So, my point of this blog post today isn’t to plug The Back Pack. (I still am no way affiliated with them, I just happen to love the way they conduct business and the way they’ve fought for homeschooler’s, whether secular or otherwise) My point is to ask the question of why. Why can’t, we as homeschool Mama’s and Dad’s, unite as one team? Why can we not go on the same field trips or visit the same parks together? I am not anti-religion, in any way shape or form. But, I’m feeling as if the local homeschool groups feel as if I am. If I don’t incorporate Christ in my everyday lessons, I am an outcast. If I do, I am one of them. Accepted in the natural flow of what is homeschool.
The biggest part of my choice to homeschool was the safety and well being of my Doodles. Isn’t that why we all decided to take this hard, treacherous, unknown path? Isn’t that why we all decided that public school wasn’t the right place?
I was brought up to love my neighbor. To do unto others as they have done to me. Why in this journey, am I finding resistance in the very place that I thought I’d feel comfort. I am not an outsider. I am not an Anti-Christian. In fact, this journey has brought me closer to God, in many ways and now I wonder why. I’m not wrong, but, as I stated before, who am I to judge? I’m not. But is anyone else, either?

> Problems to solve:
A - According to the homeschooling blog post, what was the biggest part of the choice to homeschool?
B - Write out the homeschooling blog post from "I was brought" to "anyone else, either?".
The entries that follow are drawn from a separate source.

[Box annotation data]
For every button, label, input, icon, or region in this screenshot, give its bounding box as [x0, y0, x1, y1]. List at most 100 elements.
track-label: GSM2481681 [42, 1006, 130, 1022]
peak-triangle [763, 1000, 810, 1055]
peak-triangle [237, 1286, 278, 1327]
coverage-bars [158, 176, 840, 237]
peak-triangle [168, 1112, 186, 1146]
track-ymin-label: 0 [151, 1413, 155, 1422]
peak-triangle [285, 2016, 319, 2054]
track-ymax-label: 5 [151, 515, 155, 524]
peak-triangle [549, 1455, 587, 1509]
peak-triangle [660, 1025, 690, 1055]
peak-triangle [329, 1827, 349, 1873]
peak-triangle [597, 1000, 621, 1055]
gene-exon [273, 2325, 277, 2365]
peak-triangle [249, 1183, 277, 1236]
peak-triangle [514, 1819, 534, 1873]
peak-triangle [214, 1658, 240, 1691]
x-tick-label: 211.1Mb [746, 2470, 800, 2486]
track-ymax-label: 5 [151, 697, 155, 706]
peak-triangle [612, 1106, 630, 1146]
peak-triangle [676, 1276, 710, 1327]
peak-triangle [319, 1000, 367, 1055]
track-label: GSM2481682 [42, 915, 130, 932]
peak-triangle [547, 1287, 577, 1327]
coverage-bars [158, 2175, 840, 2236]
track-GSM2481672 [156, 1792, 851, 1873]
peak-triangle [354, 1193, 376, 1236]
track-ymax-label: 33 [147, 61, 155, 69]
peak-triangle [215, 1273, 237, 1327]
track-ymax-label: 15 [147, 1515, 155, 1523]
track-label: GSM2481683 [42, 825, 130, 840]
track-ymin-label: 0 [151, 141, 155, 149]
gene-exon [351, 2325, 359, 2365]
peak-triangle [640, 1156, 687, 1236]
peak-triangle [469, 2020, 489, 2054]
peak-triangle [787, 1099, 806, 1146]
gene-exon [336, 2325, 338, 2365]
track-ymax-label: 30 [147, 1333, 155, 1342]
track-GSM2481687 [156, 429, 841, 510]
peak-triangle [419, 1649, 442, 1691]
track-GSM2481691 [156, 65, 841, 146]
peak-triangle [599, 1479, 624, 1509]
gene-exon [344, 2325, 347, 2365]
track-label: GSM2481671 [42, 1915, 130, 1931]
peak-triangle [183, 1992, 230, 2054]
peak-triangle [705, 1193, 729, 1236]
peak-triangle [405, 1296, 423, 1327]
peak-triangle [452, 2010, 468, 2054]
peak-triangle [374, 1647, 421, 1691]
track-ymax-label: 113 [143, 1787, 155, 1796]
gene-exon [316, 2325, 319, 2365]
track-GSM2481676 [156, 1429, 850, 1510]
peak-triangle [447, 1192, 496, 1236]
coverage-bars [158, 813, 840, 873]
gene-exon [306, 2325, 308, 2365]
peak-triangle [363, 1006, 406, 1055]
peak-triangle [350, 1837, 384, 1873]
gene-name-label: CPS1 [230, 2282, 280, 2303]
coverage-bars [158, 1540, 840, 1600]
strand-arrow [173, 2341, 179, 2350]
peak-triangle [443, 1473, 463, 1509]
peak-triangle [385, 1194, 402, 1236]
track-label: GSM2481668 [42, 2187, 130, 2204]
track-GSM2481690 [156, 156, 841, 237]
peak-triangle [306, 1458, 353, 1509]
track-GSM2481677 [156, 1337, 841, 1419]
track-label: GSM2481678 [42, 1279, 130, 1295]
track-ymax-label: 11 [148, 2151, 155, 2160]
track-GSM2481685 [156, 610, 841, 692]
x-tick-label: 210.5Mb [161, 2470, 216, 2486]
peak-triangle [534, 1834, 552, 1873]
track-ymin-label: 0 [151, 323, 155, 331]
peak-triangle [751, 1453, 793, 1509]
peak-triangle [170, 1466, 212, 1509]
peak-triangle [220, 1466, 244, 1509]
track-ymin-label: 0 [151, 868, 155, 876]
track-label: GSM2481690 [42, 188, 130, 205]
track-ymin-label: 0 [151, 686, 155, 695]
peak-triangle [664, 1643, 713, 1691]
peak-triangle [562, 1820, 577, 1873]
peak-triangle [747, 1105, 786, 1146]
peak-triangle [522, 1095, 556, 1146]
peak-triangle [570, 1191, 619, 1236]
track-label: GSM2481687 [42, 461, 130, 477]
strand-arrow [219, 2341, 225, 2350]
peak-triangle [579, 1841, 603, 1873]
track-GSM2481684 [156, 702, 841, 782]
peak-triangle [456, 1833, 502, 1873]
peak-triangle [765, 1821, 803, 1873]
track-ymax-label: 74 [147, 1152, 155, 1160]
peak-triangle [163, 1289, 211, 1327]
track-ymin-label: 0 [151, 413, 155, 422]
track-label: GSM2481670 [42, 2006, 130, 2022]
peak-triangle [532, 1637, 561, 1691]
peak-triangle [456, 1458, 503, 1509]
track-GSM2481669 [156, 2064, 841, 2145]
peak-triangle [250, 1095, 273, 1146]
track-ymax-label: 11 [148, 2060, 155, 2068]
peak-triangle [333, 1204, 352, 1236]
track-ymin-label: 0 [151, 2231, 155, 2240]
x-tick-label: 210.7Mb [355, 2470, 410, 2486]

> Task-by-task outputs:
A - The safety and well being of the writer's Doodles.

B -
I was brought up to love my neighbor. To do unto others as they have done to me. Why in this journey, am I finding resistance in the very place that I thought I’d feel comfort. I am not an outsider. I am not an Anti-Christian. In fact, this journey has brought me closer to God, in many ways and now I wonder why. I’m not wrong, but, as I stated before, who am I to judge? I’m not. But is anyone else, either?